→ What to work on: Count how many lines contain the word "единиц". Respond with the number alone.

→ Material provided:
<<<<

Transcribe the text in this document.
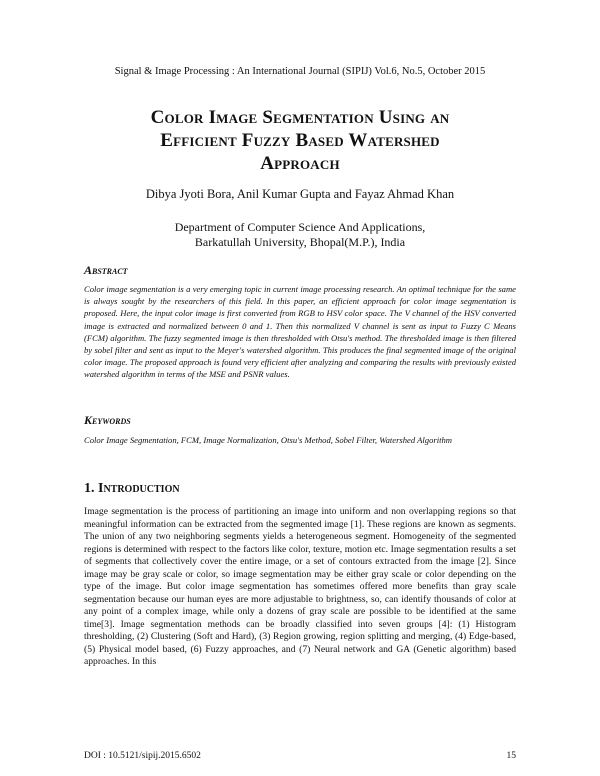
Signal & Image Processing : An International Journal (SIPIJ) Vol.6, No.5, October 2015
Color Image Segmentation Using an
Efficient Fuzzy Based Watershed
Approach
Dibya Jyoti Bora, Anil Kumar Gupta and Fayaz Ahmad Khan
Department of Computer Science And Applications,
Barkatullah University, Bhopal(M.P.), India
Abstract
Color image segmentation is a very emerging topic in current image processing research. An optimal technique for the same is always sought by the researchers of this field. In this paper, an efficient approach for color image segmentation is proposed. Here, the input color image is first converted from RGB to HSV color space. The V channel of the HSV converted image is extracted and normalized between 0 and 1. Then this normalized V channel is sent as input to Fuzzy C Means (FCM) algorithm. The fuzzy segmented image is then thresholded with Otsu's method. The thresholded image is then filtered by sobel filter and sent as input to the Meyer's watershed algorithm. This produces the final segmented image of the original color image. The proposed approach is found very efficient after analyzing and comparing the results with previously existed watershed algorithm in terms of the MSE and PSNR values.
Keywords
Color Image Segmentation, FCM, Image Normalization, Otsu's Method, Sobel Filter, Watershed Algorithm
1. Introduction
Image segmentation is the process of partitioning an image into uniform and non overlapping regions so that meaningful information can be extracted from the segmented image [1]. These regions are known as segments. The union of any two neighboring segments yields a heterogeneous segment. Homogeneity of the segmented regions is determined with respect to the factors like color, texture, motion etc. Image segmentation results a set of segments that collectively cover the entire image, or a set of contours extracted from the image [2]. Since image may be gray scale or color, so image segmentation may be either gray scale or color depending on the type of the image. But color image segmentation has sometimes offered more benefits than gray scale segmentation because our human eyes are more adjustable to brightness, so, can identify thousands of color at any point of a complex image, while only a dozens of gray scale are possible to be identified at the same time[3]. Image segmentation methods can be broadly classified into seven groups [4]: (1) Histogram thresholding, (2) Clustering (Soft and Hard), (3) Region growing, region splitting and merging, (4) Edge-based, (5) Physical model based, (6) Fuzzy approaches, and (7) Neural network and GA (Genetic algorithm) based approaches. In this
DOI : 10.5121/sipij.2015.6502	15
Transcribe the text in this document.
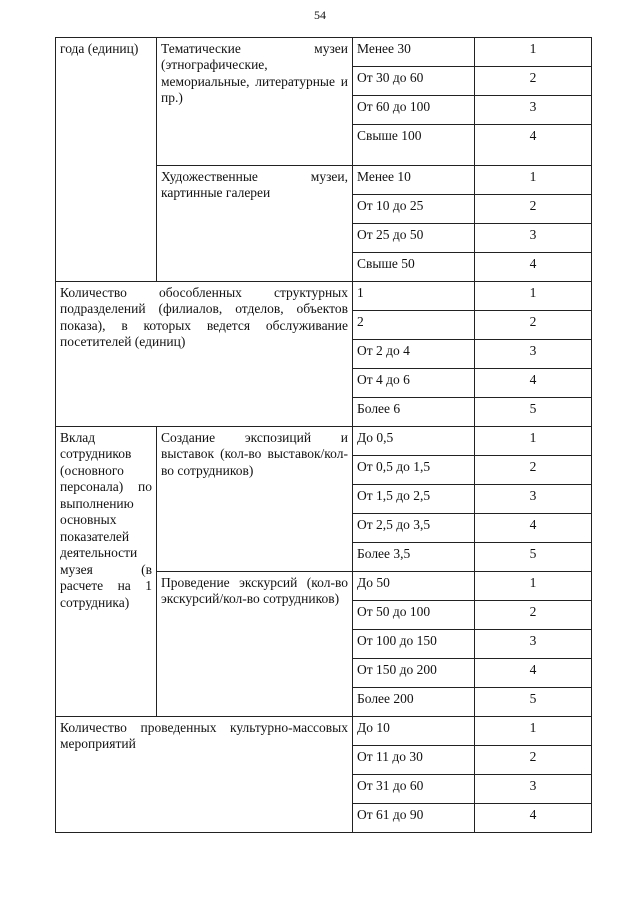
54
года (единиц)	Тематические музеи (этнографические, мемориальные, литературные и пр.)	Менее 30	1
		От 30 до 60	2
		От 60 до 100	3
		Свыше 100	4
	Художественные музеи, картинные галереи	Менее 10	1
		От 10 до 25	2
		От 25 до 50	3
		Свыше 50	4
Количество обособленных структурных подразделений (филиалов, отделов, объектов показа), в которых ведется обслуживание посетителей (единиц)		1	1
		2	2
		От 2 до 4	3
		От 4 до 6	4
		Более 6	5
Вклад сотрудников (основного персонала) по выполнению основных показателей деятельности музея (в расчете на 1 сотрудника)	Создание экспозиций и выставок (кол-во выставок/кол-во сотрудников)	До 0,5	1
		От 0,5 до 1,5	2
		От 1,5 до 2,5	3
		От 2,5 до 3,5	4
		Более 3,5	5
	Проведение экскурсий (кол-во экскурсий/кол-во сотрудников)	До 50	1
		От 50 до 100	2
		От 100 до 150	3
		От 150 до 200	4
		Более 200	5
Количество проведенных культурно-массовых мероприятий		До 10	1
		От 11 до 30	2
		От 31 до 60	3
		От 61 до 90	4
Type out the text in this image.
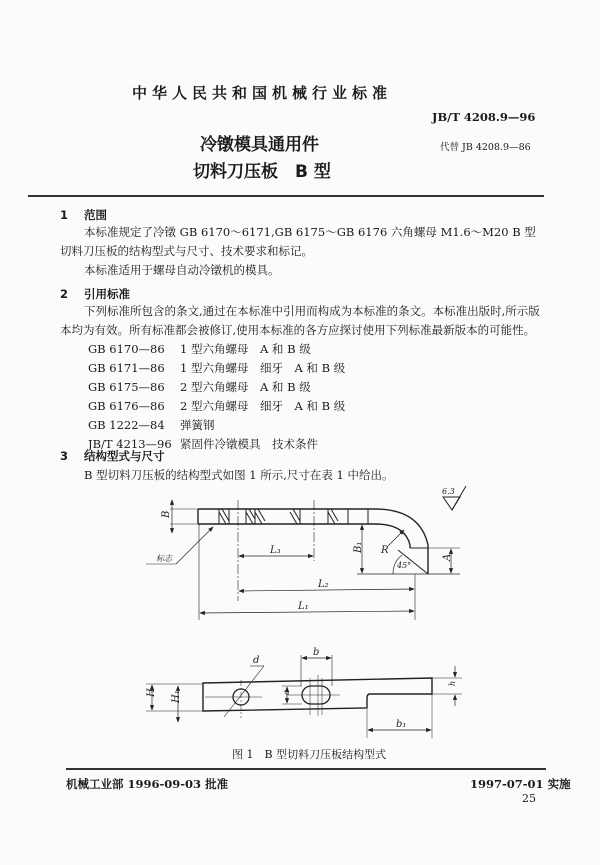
中华人民共和国机械行业标准
JB/T 4208.9—96
冷镦模具通用件
切料刀压板　B 型
代替 JB 4208.9—86
1 范围
本标准规定了冷镦 GB 6170～6171,GB 6175～GB 6176 六角螺母 M1.6～M20 B 型切料刀压板的结构型式与尺寸、技术要求和标记。
本标准适用于螺母自动冷镦机的模具。
2 引用标准
下列标准所包含的条文,通过在本标准中引用而构成为本标准的条文。本标准出版时,所示版本均为有效。所有标准都会被修订,使用本标准的各方应探讨使用下列标准最新版本的可能性。
GB 6170—86 1 型六角螺母　A 和 B 级
GB 6171—86 1 型六角螺母　细牙　A 和 B 级
GB 6175—86 2 型六角螺母　A 和 B 级
GB 6176—86 2 型六角螺母　细牙　A 和 B 级
GB 1222—84 弹簧钢
JB/T 4213—96 紧固件冷镦模具　技术条件
3 结构型式与尺寸
B 型切料刀压板的结构型式如图 1 所示,尺寸在表 1 中给出。
6.3
B
L₃
L₂
L₁
B₁ R
45°
A
标志
d
b
a
H H₁
h
b₁
图 1　B 型切料刀压板结构型式
机械工业部 1996-09-03 批准	1997-07-01 实施
25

>>>>

→ Result: 2